> _Exercise description_
Write the material out again in full, word for word. Do not include the pictures.

Begin

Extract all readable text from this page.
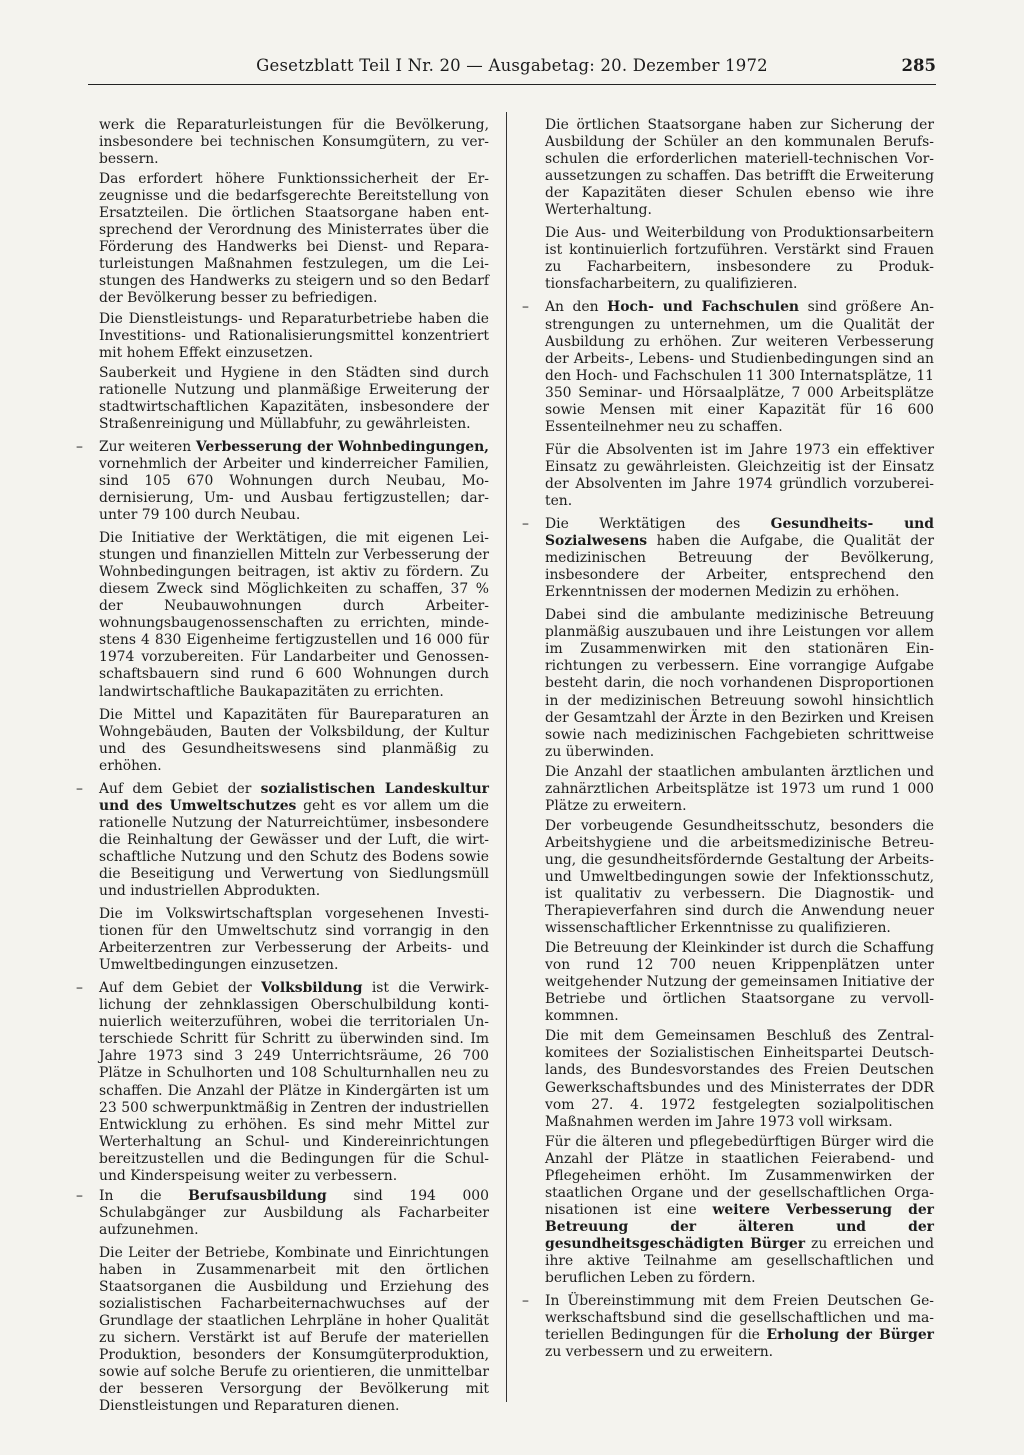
Gesetzblatt Teil I Nr. 20 — Ausgabetag: 20. Dezember 1972	285

werk die Reparaturleistungen für die Bevölkerung, insbesondere bei technischen Konsumgütern, zu verbessern.

Das erfordert höhere Funktionssicherheit der Erzeugnisse und die bedarfsgerechte Bereitstellung von Ersatzteilen. Die örtlichen Staatsorgane haben entsprechend der Verordnung des Ministerrates über die Förderung des Handwerks bei Dienst- und Reparaturleistungen Maßnahmen festzulegen, um die Leistungen des Handwerks zu steigern und so den Bedarf der Bevölkerung besser zu befriedigen.

Die Dienstleistungs- und Reparaturbetriebe haben die Investitions- und Rationalisierungsmittel konzentriert mit hohem Effekt einzusetzen.

Sauberkeit und Hygiene in den Städten sind durch rationelle Nutzung und planmäßige Erweiterung der stadtwirtschaftlichen Kapazitäten, insbesondere der Straßenreinigung und Müllabfuhr, zu gewährleisten.

– Zur weiteren Verbesserung der Wohnbedingungen, vornehmlich der Arbeiter und kinderreicher Familien, sind 105 670 Wohnungen durch Neubau, Modernisierung, Um- und Ausbau fertigzustellen; darunter 79 100 durch Neubau.

Die Initiative der Werktätigen, die mit eigenen Leistungen und finanziellen Mitteln zur Verbesserung der Wohnbedingungen beitragen, ist aktiv zu fördern. Zu diesem Zweck sind Möglichkeiten zu schaffen, 37 % der Neubauwohnungen durch Arbeiterwohnungsbaugenossenschaften zu errichten, mindestens 4 830 Eigenheime fertigzustellen und 16 000 für 1974 vorzubereiten. Für Landarbeiter und Genossenschaftsbauern sind rund 6 600 Wohnungen durch landwirtschaftliche Baukapazitäten zu errichten.

Die Mittel und Kapazitäten für Baureparaturen an Wohngebäuden, Bauten der Volksbildung, der Kultur und des Gesundheitswesens sind planmäßig zu erhöhen.

– Auf dem Gebiet der sozialistischen Landeskultur und des Umweltschutzes geht es vor allem um die rationelle Nutzung der Naturreichtümer, insbesondere die Reinhaltung der Gewässer und der Luft, die wirtschaftliche Nutzung und den Schutz des Bodens sowie die Beseitigung und Verwertung von Siedlungsmüll und industriellen Abprodukten.

Die im Volkswirtschaftsplan vorgesehenen Investitionen für den Umweltschutz sind vorrangig in den Arbeiterzentren zur Verbesserung der Arbeits- und Umweltbedingungen einzusetzen.

– Auf dem Gebiet der Volksbildung ist die Verwirklichung der zehnklassigen Oberschulbildung kontinuierlich weiterzuführen, wobei die territorialen Unterschiede Schritt für Schritt zu überwinden sind. Im Jahre 1973 sind 3 249 Unterrichtsräume, 26 700 Plätze in Schulhorten und 108 Schulturnhallen neu zu schaffen. Die Anzahl der Plätze in Kindergärten ist um 23 500 schwerpunktmäßig in Zentren der industriellen Entwicklung zu erhöhen. Es sind mehr Mittel zur Werterhaltung an Schul- und Kindereinrichtungen bereitzustellen und die Bedingungen für die Schul- und Kinderspeisung weiter zu verbessern.

– In die Berufsausbildung sind 194 000 Schulabgänger zur Ausbildung als Facharbeiter aufzunehmen.

Die Leiter der Betriebe, Kombinate und Einrichtungen haben in Zusammenarbeit mit den örtlichen Staatsorganen die Ausbildung und Erziehung des sozialistischen Facharbeiternachwuchses auf der Grundlage der staatlichen Lehrpläne in hoher Qualität zu sichern. Verstärkt ist auf Berufe der materiellen Produktion, besonders der Konsumgüterproduktion, sowie auf solche Berufe zu orientieren, die unmittelbar der besseren Versorgung der Bevölkerung mit Dienstleistungen und Reparaturen dienen.

Die örtlichen Staatsorgane haben zur Sicherung der Ausbildung der Schüler an den kommunalen Berufsschulen die erforderlichen materiell-technischen Voraussetzungen zu schaffen. Das betrifft die Erweiterung der Kapazitäten dieser Schulen ebenso wie ihre Werterhaltung.

Die Aus- und Weiterbildung von Produktionsarbeitern ist kontinuierlich fortzuführen. Verstärkt sind Frauen zu Facharbeitern, insbesondere zu Produktionsfacharbeitern, zu qualifizieren.

– An den Hoch- und Fachschulen sind größere Anstrengungen zu unternehmen, um die Qualität der Ausbildung zu erhöhen. Zur weiteren Verbesserung der Arbeits-, Lebens- und Studienbedingungen sind an den Hoch- und Fachschulen 11 300 Internatsplätze, 11 350 Seminar- und Hörsaalplätze, 7 000 Arbeitsplätze sowie Mensen mit einer Kapazität für 16 600 Essenteilnehmer neu zu schaffen.

Für die Absolventen ist im Jahre 1973 ein effektiver Einsatz zu gewährleisten. Gleichzeitig ist der Einsatz der Absolventen im Jahre 1974 gründlich vorzubereiten.

– Die Werktätigen des Gesundheits- und Sozialwesens haben die Aufgabe, die Qualität der medizinischen Betreuung der Bevölkerung, insbesondere der Arbeiter, entsprechend den Erkenntnissen der modernen Medizin zu erhöhen.

Dabei sind die ambulante medizinische Betreuung planmäßig auszubauen und ihre Leistungen vor allem im Zusammenwirken mit den stationären Einrichtungen zu verbessern. Eine vorrangige Aufgabe besteht darin, die noch vorhandenen Disproportionen in der medizinischen Betreuung sowohl hinsichtlich der Gesamtzahl der Ärzte in den Bezirken und Kreisen sowie nach medizinischen Fachgebieten schrittweise zu überwinden.

Die Anzahl der staatlichen ambulanten ärztlichen und zahnärztlichen Arbeitsplätze ist 1973 um rund 1 000 Plätze zu erweitern.

Der vorbeugende Gesundheitsschutz, besonders die Arbeitshygiene und die arbeitsmedizinische Betreuung, die gesundheitsfördernde Gestaltung der Arbeits- und Umweltbedingungen sowie der Infektionsschutz, ist qualitativ zu verbessern. Die Diagnostik- und Therapieverfahren sind durch die Anwendung neuer wissenschaftlicher Erkenntnisse zu qualifizieren.

Die Betreuung der Kleinkinder ist durch die Schaffung von rund 12 700 neuen Krippenplätzen unter weitgehender Nutzung der gemeinsamen Initiative der Betriebe und örtlichen Staatsorgane zu vervollkommnen.

Die mit dem Gemeinsamen Beschluß des Zentralkomitees der Sozialistischen Einheitspartei Deutschlands, des Bundesvorstandes des Freien Deutschen Gewerkschaftsbundes und des Ministerrates der DDR vom 27. 4. 1972 festgelegten sozialpolitischen Maßnahmen werden im Jahre 1973 voll wirksam.

Für die älteren und pflegebedürftigen Bürger wird die Anzahl der Plätze in staatlichen Feierabend- und Pflegeheimen erhöht. Im Zusammenwirken der staatlichen Organe und der gesellschaftlichen Organisationen ist eine weitere Verbesserung der Betreuung der älteren und der gesundheitsgeschädigten Bürger zu erreichen und ihre aktive Teilnahme am gesellschaftlichen und beruflichen Leben zu fördern.

– In Übereinstimmung mit dem Freien Deutschen Gewerkschaftsbund sind die gesellschaftlichen und materiellen Bedingungen für die Erholung der Bürger zu verbessern und zu erweitern.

End

> _Correct output_
Extract all readable text from this page.
Gesetzblatt Teil I Nr. 20 — Ausgabetag: 20. Dezember 1972	285

werk die Reparaturleistungen für die Bevölkerung, insbesondere bei technischen Konsumgütern, zu verbessern.

Das erfordert höhere Funktionssicherheit der Erzeugnisse und die bedarfsgerechte Bereitstellung von Ersatzteilen. Die örtlichen Staatsorgane haben entsprechend der Verordnung des Ministerrates über die Förderung des Handwerks bei Dienst- und Reparaturleistungen Maßnahmen festzulegen, um die Leistungen des Handwerks zu steigern und so den Bedarf der Bevölkerung besser zu befriedigen.

Die Dienstleistungs- und Reparaturbetriebe haben die Investitions- und Rationalisierungsmittel konzentriert mit hohem Effekt einzusetzen.

Sauberkeit und Hygiene in den Städten sind durch rationelle Nutzung und planmäßige Erweiterung der stadtwirtschaftlichen Kapazitäten, insbesondere der Straßenreinigung und Müllabfuhr, zu gewährleisten.

– Zur weiteren Verbesserung der Wohnbedingungen, vornehmlich der Arbeiter und kinderreicher Familien, sind 105 670 Wohnungen durch Neubau, Modernisierung, Um- und Ausbau fertigzustellen; darunter 79 100 durch Neubau.

Die Initiative der Werktätigen, die mit eigenen Leistungen und finanziellen Mitteln zur Verbesserung der Wohnbedingungen beitragen, ist aktiv zu fördern. Zu diesem Zweck sind Möglichkeiten zu schaffen, 37 % der Neubauwohnungen durch Arbeiterwohnungsbaugenossenschaften zu errichten, mindestens 4 830 Eigenheime fertigzustellen und 16 000 für 1974 vorzubereiten. Für Landarbeiter und Genossenschaftsbauern sind rund 6 600 Wohnungen durch landwirtschaftliche Baukapazitäten zu errichten.

Die Mittel und Kapazitäten für Baureparaturen an Wohngebäuden, Bauten der Volksbildung, der Kultur und des Gesundheitswesens sind planmäßig zu erhöhen.

– Auf dem Gebiet der sozialistischen Landeskultur und des Umweltschutzes geht es vor allem um die rationelle Nutzung der Naturreichtümer, insbesondere die Reinhaltung der Gewässer und der Luft, die wirtschaftliche Nutzung und den Schutz des Bodens sowie die Beseitigung und Verwertung von Siedlungsmüll und industriellen Abprodukten.

Die im Volkswirtschaftsplan vorgesehenen Investitionen für den Umweltschutz sind vorrangig in den Arbeiterzentren zur Verbesserung der Arbeits- und Umweltbedingungen einzusetzen.

– Auf dem Gebiet der Volksbildung ist die Verwirklichung der zehnklassigen Oberschulbildung kontinuierlich weiterzuführen, wobei die territorialen Unterschiede Schritt für Schritt zu überwinden sind. Im Jahre 1973 sind 3 249 Unterrichtsräume, 26 700 Plätze in Schulhorten und 108 Schulturnhallen neu zu schaffen. Die Anzahl der Plätze in Kindergärten ist um 23 500 schwerpunktmäßig in Zentren der industriellen Entwicklung zu erhöhen. Es sind mehr Mittel zur Werterhaltung an Schul- und Kindereinrichtungen bereitzustellen und die Bedingungen für die Schul- und Kinderspeisung weiter zu verbessern.

– In die Berufsausbildung sind 194 000 Schulabgänger zur Ausbildung als Facharbeiter aufzunehmen.

Die Leiter der Betriebe, Kombinate und Einrichtungen haben in Zusammenarbeit mit den örtlichen Staatsorganen die Ausbildung und Erziehung des sozialistischen Facharbeiternachwuchses auf der Grundlage der staatlichen Lehrpläne in hoher Qualität zu sichern. Verstärkt ist auf Berufe der materiellen Produktion, besonders der Konsumgüterproduktion, sowie auf solche Berufe zu orientieren, die unmittelbar der besseren Versorgung der Bevölkerung mit Dienstleistungen und Reparaturen dienen.

Die örtlichen Staatsorgane haben zur Sicherung der Ausbildung der Schüler an den kommunalen Berufsschulen die erforderlichen materiell-technischen Voraussetzungen zu schaffen. Das betrifft die Erweiterung der Kapazitäten dieser Schulen ebenso wie ihre Werterhaltung.

Die Aus- und Weiterbildung von Produktionsarbeitern ist kontinuierlich fortzuführen. Verstärkt sind Frauen zu Facharbeitern, insbesondere zu Produktionsfacharbeitern, zu qualifizieren.

– An den Hoch- und Fachschulen sind größere Anstrengungen zu unternehmen, um die Qualität der Ausbildung zu erhöhen. Zur weiteren Verbesserung der Arbeits-, Lebens- und Studienbedingungen sind an den Hoch- und Fachschulen 11 300 Internatsplätze, 11 350 Seminar- und Hörsaalplätze, 7 000 Arbeitsplätze sowie Mensen mit einer Kapazität für 16 600 Essenteilnehmer neu zu schaffen.

Für die Absolventen ist im Jahre 1973 ein effektiver Einsatz zu gewährleisten. Gleichzeitig ist der Einsatz der Absolventen im Jahre 1974 gründlich vorzubereiten.

– Die Werktätigen des Gesundheits- und Sozialwesens haben die Aufgabe, die Qualität der medizinischen Betreuung der Bevölkerung, insbesondere der Arbeiter, entsprechend den Erkenntnissen der modernen Medizin zu erhöhen.

Dabei sind die ambulante medizinische Betreuung planmäßig auszubauen und ihre Leistungen vor allem im Zusammenwirken mit den stationären Einrichtungen zu verbessern. Eine vorrangige Aufgabe besteht darin, die noch vorhandenen Disproportionen in der medizinischen Betreuung sowohl hinsichtlich der Gesamtzahl der Ärzte in den Bezirken und Kreisen sowie nach medizinischen Fachgebieten schrittweise zu überwinden.

Die Anzahl der staatlichen ambulanten ärztlichen und zahnärztlichen Arbeitsplätze ist 1973 um rund 1 000 Plätze zu erweitern.

Der vorbeugende Gesundheitsschutz, besonders die Arbeitshygiene und die arbeitsmedizinische Betreuung, die gesundheitsfördernde Gestaltung der Arbeits- und Umweltbedingungen sowie der Infektionsschutz, ist qualitativ zu verbessern. Die Diagnostik- und Therapieverfahren sind durch die Anwendung neuer wissenschaftlicher Erkenntnisse zu qualifizieren.

Die Betreuung der Kleinkinder ist durch die Schaffung von rund 12 700 neuen Krippenplätzen unter weitgehender Nutzung der gemeinsamen Initiative der Betriebe und örtlichen Staatsorgane zu vervollkommnen.

Die mit dem Gemeinsamen Beschluß des Zentralkomitees der Sozialistischen Einheitspartei Deutschlands, des Bundesvorstandes des Freien Deutschen Gewerkschaftsbundes und des Ministerrates der DDR vom 27. 4. 1972 festgelegten sozialpolitischen Maßnahmen werden im Jahre 1973 voll wirksam.

Für die älteren und pflegebedürftigen Bürger wird die Anzahl der Plätze in staatlichen Feierabend- und Pflegeheimen erhöht. Im Zusammenwirken der staatlichen Organe und der gesellschaftlichen Organisationen ist eine weitere Verbesserung der Betreuung der älteren und der gesundheitsgeschädigten Bürger zu erreichen und ihre aktive Teilnahme am gesellschaftlichen und beruflichen Leben zu fördern.

– In Übereinstimmung mit dem Freien Deutschen Gewerkschaftsbund sind die gesellschaftlichen und materiellen Bedingungen für die Erholung der Bürger zu verbessern und zu erweitern.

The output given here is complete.